SUPPLIED INFORMATION –

========================================================================

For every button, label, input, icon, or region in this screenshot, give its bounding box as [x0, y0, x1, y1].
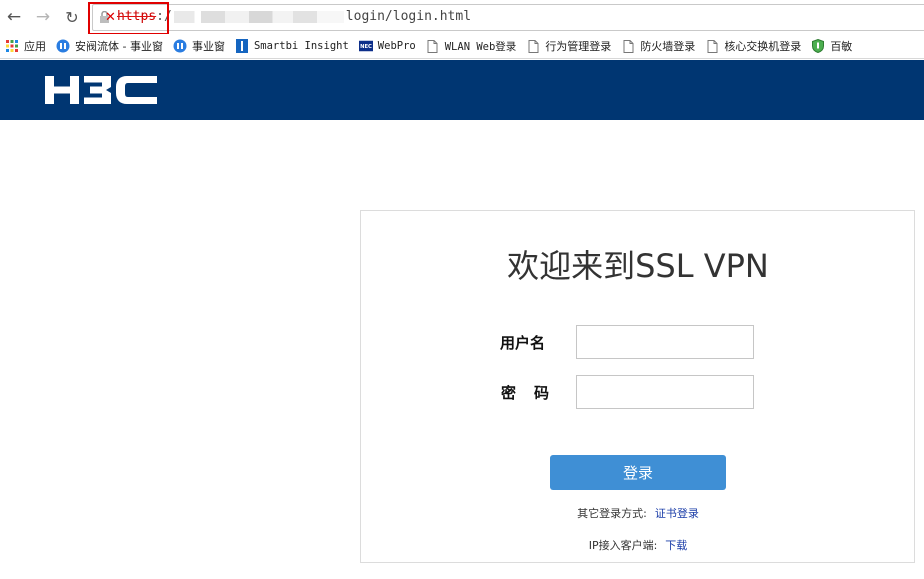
nec-icon: NEC	[358, 39, 373, 53]
password-label: 密码	[501, 384, 568, 402]
page-icon	[526, 39, 540, 53]
bookmark-label: WLAN Web登录	[444, 40, 517, 53]
url-path: login/login.html	[345, 9, 472, 24]
bookmark-label: WebPro	[377, 40, 416, 52]
bookmark-smartbi[interactable]: Smartbi Insight	[230, 35, 354, 57]
bookmark-label: 防火墙登录	[640, 40, 696, 53]
address-bar[interactable]: ✕ https:/login/login.html	[92, 4, 924, 31]
bookmark-label: 行为管理登录	[545, 40, 612, 53]
bookmark-label: 核心交换机登录	[724, 40, 802, 53]
login-panel: 欢迎来到SSL VPN 用户名 密码 登录 其它登录方式: 证书登录 IP接入客户…	[360, 210, 915, 563]
bookmarks-bar: 应用 安阀流体 - 事业窗 事业窗 Smartbi Insight NEC We…	[0, 34, 924, 59]
security-warning-highlight	[88, 2, 169, 35]
bookmark-baimin[interactable]: 百敏	[806, 35, 857, 57]
page-icon	[426, 39, 440, 53]
bookmark-firewall[interactable]: 防火墙登录	[616, 35, 700, 57]
url-host-redacted	[173, 10, 344, 23]
h3c-logo	[45, 76, 157, 104]
download-link[interactable]: 下载	[665, 539, 687, 552]
bookmark-label: 应用	[24, 40, 46, 53]
bookmark-core-switch[interactable]: 核心交换机登录	[700, 35, 806, 57]
browser-toolbar: ← → ↻ ✕ https:/login/login.html	[0, 0, 924, 35]
page-icon	[621, 39, 635, 53]
bookmark-apps[interactable]: 应用	[0, 35, 51, 57]
back-arrow-icon[interactable]: ←	[4, 6, 24, 28]
reload-icon[interactable]: ↻	[62, 6, 82, 28]
bookmark-label: 百敏	[830, 40, 853, 53]
ip-client-label: IP接入客户端:	[588, 539, 658, 552]
url-text: https:/login/login.html	[117, 9, 471, 24]
apps-grid-icon	[5, 39, 19, 53]
bookmark-webpro[interactable]: NEC WebPro	[354, 35, 421, 57]
page-icon	[705, 39, 719, 53]
welcome-title: 欢迎来到SSL VPN	[507, 247, 769, 285]
bookmark-label: 事业窗	[191, 40, 225, 53]
username-label: 用户名	[500, 334, 546, 352]
username-input[interactable]	[576, 325, 754, 359]
smartbi-icon	[235, 39, 249, 53]
bookmark-anyue[interactable]: 安阀流体 - 事业窗	[51, 35, 168, 57]
bookmark-label: 安阀流体 - 事业窗	[75, 40, 163, 53]
svg-text:NEC: NEC	[360, 44, 372, 50]
shield-icon	[811, 39, 825, 53]
ip-client-row: IP接入客户端: 下载	[361, 537, 915, 553]
password-input[interactable]	[576, 375, 754, 409]
bookmark-shiyechuang[interactable]: 事业窗	[168, 35, 230, 57]
circle-logo-icon	[173, 39, 187, 53]
bookmark-label: Smartbi Insight	[253, 40, 349, 52]
bookmark-wlan[interactable]: WLAN Web登录	[421, 35, 522, 57]
bookmark-behavior-mgmt[interactable]: 行为管理登录	[521, 35, 616, 57]
other-login-label: 其它登录方式:	[577, 507, 647, 520]
cert-login-link[interactable]: 证书登录	[655, 507, 699, 520]
circle-logo-icon	[56, 39, 70, 53]
forward-arrow-icon[interactable]: →	[33, 6, 53, 28]
other-login-row: 其它登录方式: 证书登录	[361, 505, 915, 521]
login-button[interactable]: 登录	[550, 455, 726, 490]
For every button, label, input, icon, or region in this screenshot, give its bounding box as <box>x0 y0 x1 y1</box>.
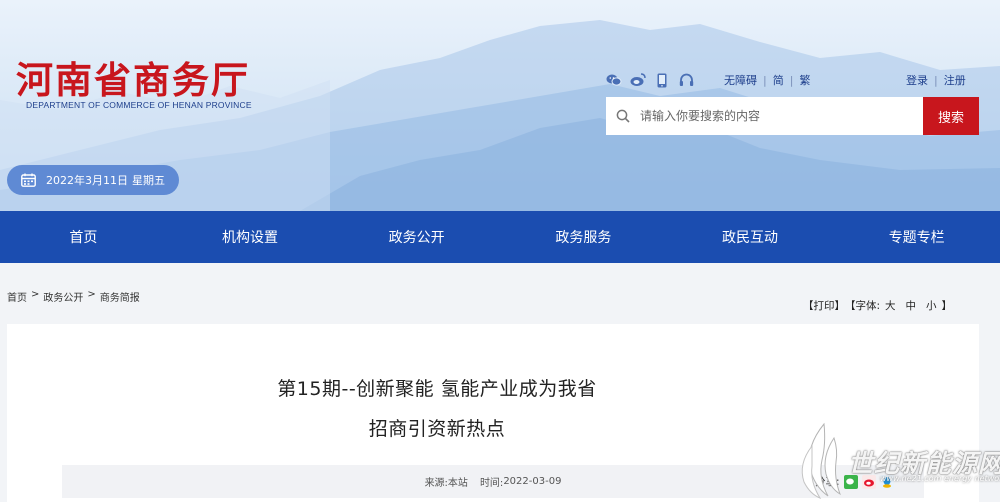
watermark-subtext: www.ne21.com energy network <box>880 474 1000 483</box>
search-button[interactable]: 搜索 <box>923 97 979 135</box>
breadcrumb-commerce-brief[interactable]: 商务简报 <box>100 289 140 304</box>
nav-item-government-services[interactable]: 政务服务 <box>500 211 667 263</box>
print-tools: 【打印】 【字体: 大 中 小 】 <box>803 298 952 313</box>
accessibility-link[interactable]: 无障碍 <box>724 72 757 88</box>
article-title-line-1: 第15期--创新聚能 氢能产业成为我省 <box>277 378 597 400</box>
nav-item-government-affairs[interactable]: 政务公开 <box>333 211 500 263</box>
login-link[interactable]: 登录 <box>906 72 928 88</box>
nav-item-organization[interactable]: 机构设置 <box>167 211 334 263</box>
nav-item-interaction[interactable]: 政民互动 <box>667 211 834 263</box>
top-tools: 无障碍 | 简 | 繁 <box>606 70 810 90</box>
font-size-large[interactable]: 大 <box>885 298 896 313</box>
separator: | <box>763 73 767 87</box>
breadcrumb: 首页 > 政务公开 > 商务简报 <box>7 289 140 304</box>
watermark-logo: 世纪新能源网 www.ne21.com energy network <box>788 416 1000 502</box>
separator: | <box>789 73 794 87</box>
font-size-medium[interactable]: 中 <box>906 298 917 313</box>
nav-item-special-topics[interactable]: 专题专栏 <box>833 211 1000 263</box>
main-nav: 首页 机构设置 政务公开 政务服务 政民互动 专题专栏 <box>0 211 1000 263</box>
search-icon <box>606 109 640 123</box>
article-time-label: 时间: <box>479 478 504 489</box>
article-title: 第15期--创新聚能 氢能产业成为我省 招商引资新热点 <box>7 369 867 449</box>
article-time-value: 2022-03-09 <box>503 476 562 487</box>
date-display: 2022年3月11日 星期五 <box>7 165 179 195</box>
search-bar: 搜索 <box>606 97 979 135</box>
separator: | <box>934 73 938 87</box>
site-title[interactable]: 河南省商务厅 <box>16 50 250 104</box>
simplified-chinese-link[interactable]: 简 <box>773 72 784 88</box>
traditional-chinese-link[interactable]: 繁 <box>799 72 810 88</box>
register-link[interactable]: 注册 <box>944 72 966 88</box>
search-input[interactable] <box>640 98 923 134</box>
article-source: 来源:本站 <box>424 478 468 489</box>
font-size-label: 【字体: <box>845 300 881 312</box>
nav-item-home[interactable]: 首页 <box>0 211 167 263</box>
date-text: 2022年3月11日 <box>46 174 128 187</box>
print-button[interactable]: 【打印】 <box>803 298 845 313</box>
headphone-icon[interactable] <box>678 72 694 88</box>
header-banner: 河南省商务厅 DEPARTMENT OF COMMERCE OF HENAN P… <box>0 0 1000 211</box>
article-title-line-2: 招商引资新热点 <box>368 418 506 440</box>
weibo-icon[interactable] <box>630 72 646 88</box>
site-subtitle: DEPARTMENT OF COMMERCE OF HENAN PROVINCE <box>26 100 252 110</box>
mobile-icon[interactable] <box>654 72 670 88</box>
font-size-close-bracket: 】 <box>941 300 953 312</box>
font-size-small[interactable]: 小 <box>926 298 937 313</box>
breadcrumb-separator: > <box>31 289 40 300</box>
breadcrumb-government-affairs[interactable]: 政务公开 <box>43 289 83 304</box>
account-links: 登录 | 注册 <box>906 72 966 88</box>
weekday-text: 星期五 <box>132 174 165 187</box>
breadcrumb-home[interactable]: 首页 <box>7 289 27 304</box>
breadcrumb-separator: > <box>87 289 96 300</box>
calendar-icon <box>21 173 36 187</box>
wechat-icon[interactable] <box>606 72 622 88</box>
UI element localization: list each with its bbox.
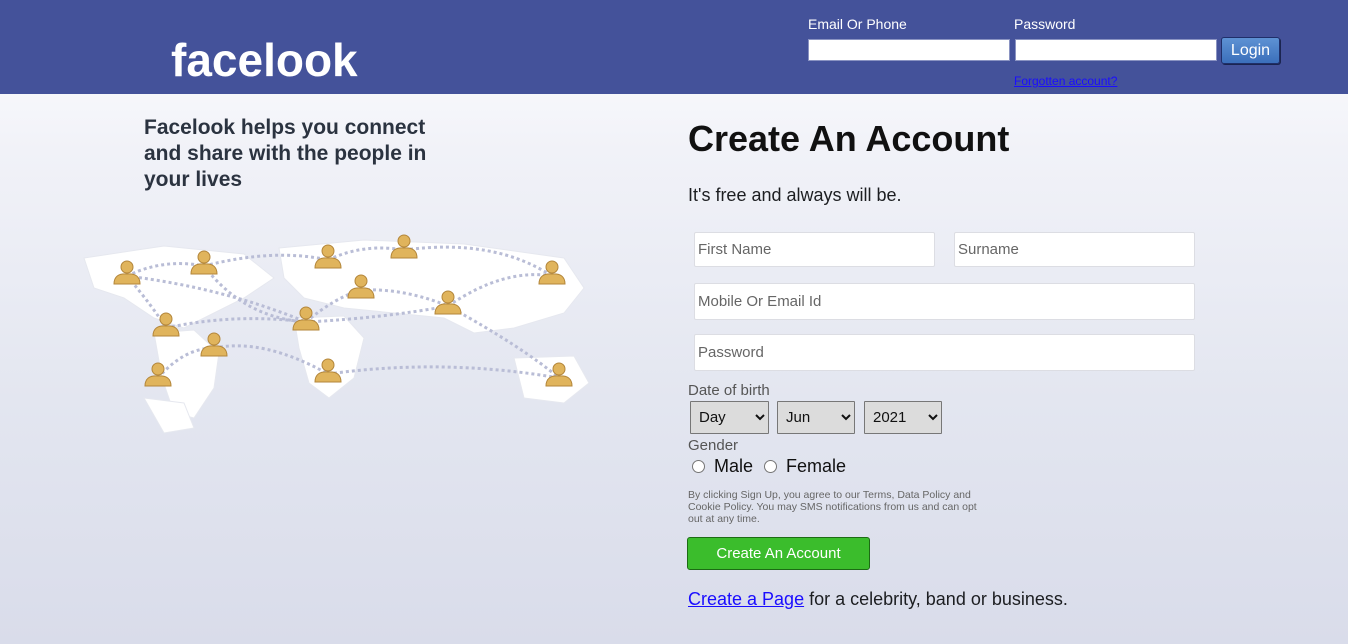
dob-year-select[interactable]: 2021 [864,401,942,434]
female-label[interactable]: Female [786,456,846,477]
create-account-heading: Create An Account [688,118,1010,159]
create-page-text: for a celebrity, band or business. [804,589,1068,609]
top-bar: facelook Email Or Phone Password Login F… [0,0,1348,94]
tagline: Facelook helps you connect and share wit… [144,116,427,191]
female-radio[interactable] [764,460,778,473]
email-label: Email Or Phone [808,16,907,32]
login-password-input[interactable] [1015,39,1217,61]
dob-day-select[interactable]: Day [690,401,769,434]
login-button[interactable]: Login [1221,37,1280,64]
surname-input[interactable] [954,232,1195,267]
forgotten-account-link[interactable]: Forgotten account? [1014,74,1117,88]
dob-month-select[interactable]: Jun [777,401,855,434]
create-account-button[interactable]: Create An Account [687,537,870,570]
signup-subtitle: It's free and always will be. [688,185,902,205]
male-radio[interactable] [692,460,705,473]
date-of-birth-label: Date of birth [688,382,770,399]
site-logo[interactable]: facelook [171,34,358,86]
create-page-link[interactable]: Create a Page [688,589,804,609]
male-label[interactable]: Male [714,456,753,477]
world-map-people-network-icon [83,234,590,434]
signup-password-input[interactable] [694,334,1195,371]
create-page-line: Create a Page for a celebrity, band or b… [688,589,1068,610]
first-name-input[interactable] [694,232,935,267]
terms-notice: By clicking Sign Up, you agree to our Te… [688,489,977,525]
mobile-or-email-input[interactable] [694,283,1195,320]
gender-options: Male Female [692,456,846,477]
password-label: Password [1014,16,1076,32]
login-email-input[interactable] [808,39,1010,61]
gender-label: Gender [688,437,739,454]
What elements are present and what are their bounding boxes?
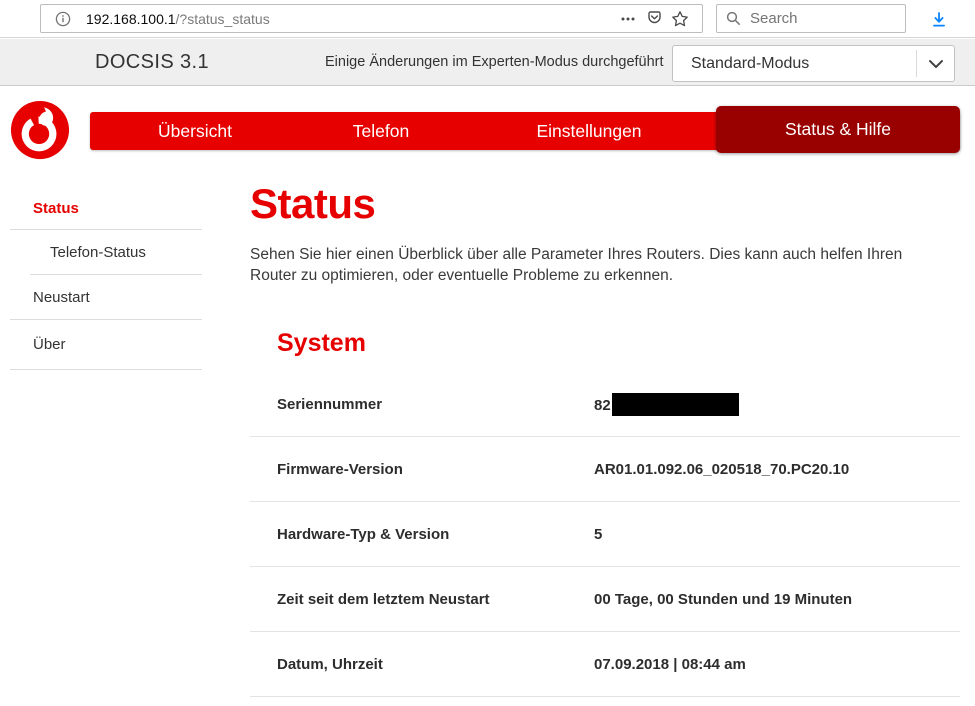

========================================================================

WORK TO BE COMPLETED –
List every line in the items above that contains the string "安阀流体", matching case exactly.

EXPECTED ANSWER –
bookmarks-bar: 应用 安阀流体 - 事业窗 事业窗 Smartbi Insight NEC We…	[0, 34, 924, 59]
bookmark-anyue[interactable]: 安阀流体 - 事业窗	[51, 35, 168, 57]
bookmark-label: 安阀流体 - 事业窗	[75, 40, 163, 53]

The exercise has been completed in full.